### What the exercise asks
Reproduce all the lines exactly as they stand, apart from the pictures.

○ ○ ○ ○ ○ ○ ○

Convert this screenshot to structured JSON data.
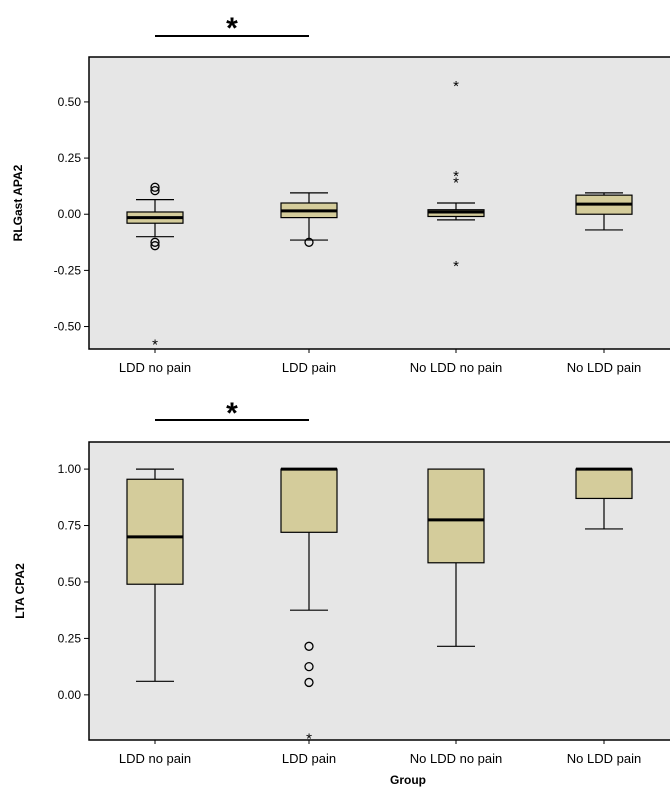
{
  "chart_data": [
    {
      "type": "box",
      "ylabel": "RLGast APA2",
      "xlabel": "",
      "ylim": [
        -0.6,
        0.7
      ],
      "yticks": [
        "0.50",
        "0.25",
        "0.00",
        "-0.25",
        "-0.50"
      ],
      "ytick_values": [
        0.5,
        0.25,
        0.0,
        -0.25,
        -0.5
      ],
      "categories": [
        "LDD no pain",
        "LDD pain",
        "No LDD no pain",
        "No LDD pain"
      ],
      "boxes": [
        {
          "whisker_low": -0.1,
          "q1": -0.04,
          "median": -0.015,
          "q3": 0.01,
          "whisker_high": 0.065,
          "outliers": [
            0.12,
            0.105,
            -0.125,
            -0.14
          ],
          "extremes": [
            -0.575
          ]
        },
        {
          "whisker_low": -0.115,
          "q1": -0.015,
          "median": 0.015,
          "q3": 0.05,
          "whisker_high": 0.095,
          "outliers": [
            -0.125
          ],
          "extremes": []
        },
        {
          "whisker_low": -0.025,
          "q1": -0.01,
          "median": 0.01,
          "q3": 0.02,
          "whisker_high": 0.05,
          "outliers": [],
          "extremes": [
            0.575,
            0.175,
            0.145,
            -0.225
          ]
        },
        {
          "whisker_low": -0.07,
          "q1": 0.0,
          "median": 0.045,
          "q3": 0.085,
          "whisker_high": 0.095,
          "outliers": [],
          "extremes": []
        }
      ],
      "significance": {
        "from": "LDD no pain",
        "to": "LDD pain",
        "label": "*"
      }
    },
    {
      "type": "box",
      "ylabel": "LTA CPA2",
      "xlabel": "Group",
      "ylim": [
        -0.2,
        1.12
      ],
      "yticks": [
        "1.00",
        "0.75",
        "0.50",
        "0.25",
        "0.00"
      ],
      "ytick_values": [
        1.0,
        0.75,
        0.5,
        0.25,
        0.0
      ],
      "categories": [
        "LDD no pain",
        "LDD pain",
        "No LDD no pain",
        "No LDD pain"
      ],
      "boxes": [
        {
          "whisker_low": 0.06,
          "q1": 0.49,
          "median": 0.7,
          "q3": 0.955,
          "whisker_high": 1.0,
          "outliers": [],
          "extremes": []
        },
        {
          "whisker_low": 0.375,
          "q1": 0.72,
          "median": 1.0,
          "q3": 1.0,
          "whisker_high": 1.0,
          "outliers": [
            0.215,
            0.125,
            0.055
          ],
          "extremes": [
            -0.19
          ]
        },
        {
          "whisker_low": 0.215,
          "q1": 0.585,
          "median": 0.775,
          "q3": 1.0,
          "whisker_high": 1.0,
          "outliers": [],
          "extremes": []
        },
        {
          "whisker_low": 0.735,
          "q1": 0.87,
          "median": 1.0,
          "q3": 1.0,
          "whisker_high": 1.0,
          "outliers": [],
          "extremes": []
        }
      ],
      "significance": {
        "from": "LDD no pain",
        "to": "LDD pain",
        "label": "*"
      }
    }
  ],
  "colors": {
    "plot_background": "#e6e6e6",
    "box_fill": "#d4cc9b",
    "stroke": "#000000"
  }
}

○ ○ ○ ○ ○ ○ ○

### Reply to the task
Convert this screenshot to structured JSON data.
{
  "chart_data": [
    {
      "type": "box",
      "ylabel": "RLGast APA2",
      "xlabel": "",
      "ylim": [
        -0.6,
        0.7
      ],
      "yticks": [
        "0.50",
        "0.25",
        "0.00",
        "-0.25",
        "-0.50"
      ],
      "ytick_values": [
        0.5,
        0.25,
        0.0,
        -0.25,
        -0.5
      ],
      "categories": [
        "LDD no pain",
        "LDD pain",
        "No LDD no pain",
        "No LDD pain"
      ],
      "boxes": [
        {
          "whisker_low": -0.1,
          "q1": -0.04,
          "median": -0.015,
          "q3": 0.01,
          "whisker_high": 0.065,
          "outliers": [
            0.12,
            0.105,
            -0.125,
            -0.14
          ],
          "extremes": [
            -0.575
          ]
        },
        {
          "whisker_low": -0.115,
          "q1": -0.015,
          "median": 0.015,
          "q3": 0.05,
          "whisker_high": 0.095,
          "outliers": [
            -0.125
          ],
          "extremes": []
        },
        {
          "whisker_low": -0.025,
          "q1": -0.01,
          "median": 0.01,
          "q3": 0.02,
          "whisker_high": 0.05,
          "outliers": [],
          "extremes": [
            0.575,
            0.175,
            0.145,
            -0.225
          ]
        },
        {
          "whisker_low": -0.07,
          "q1": 0.0,
          "median": 0.045,
          "q3": 0.085,
          "whisker_high": 0.095,
          "outliers": [],
          "extremes": []
        }
      ],
      "significance": {
        "from": "LDD no pain",
        "to": "LDD pain",
        "label": "*"
      }
    },
    {
      "type": "box",
      "ylabel": "LTA CPA2",
      "xlabel": "Group",
      "ylim": [
        -0.2,
        1.12
      ],
      "yticks": [
        "1.00",
        "0.75",
        "0.50",
        "0.25",
        "0.00"
      ],
      "ytick_values": [
        1.0,
        0.75,
        0.5,
        0.25,
        0.0
      ],
      "categories": [
        "LDD no pain",
        "LDD pain",
        "No LDD no pain",
        "No LDD pain"
      ],
      "boxes": [
        {
          "whisker_low": 0.06,
          "q1": 0.49,
          "median": 0.7,
          "q3": 0.955,
          "whisker_high": 1.0,
          "outliers": [],
          "extremes": []
        },
        {
          "whisker_low": 0.375,
          "q1": 0.72,
          "median": 1.0,
          "q3": 1.0,
          "whisker_high": 1.0,
          "outliers": [
            0.215,
            0.125,
            0.055
          ],
          "extremes": [
            -0.19
          ]
        },
        {
          "whisker_low": 0.215,
          "q1": 0.585,
          "median": 0.775,
          "q3": 1.0,
          "whisker_high": 1.0,
          "outliers": [],
          "extremes": []
        },
        {
          "whisker_low": 0.735,
          "q1": 0.87,
          "median": 1.0,
          "q3": 1.0,
          "whisker_high": 1.0,
          "outliers": [],
          "extremes": []
        }
      ],
      "significance": {
        "from": "LDD no pain",
        "to": "LDD pain",
        "label": "*"
      }
    }
  ],
  "colors": {
    "plot_background": "#e6e6e6",
    "box_fill": "#d4cc9b",
    "stroke": "#000000"
  }
}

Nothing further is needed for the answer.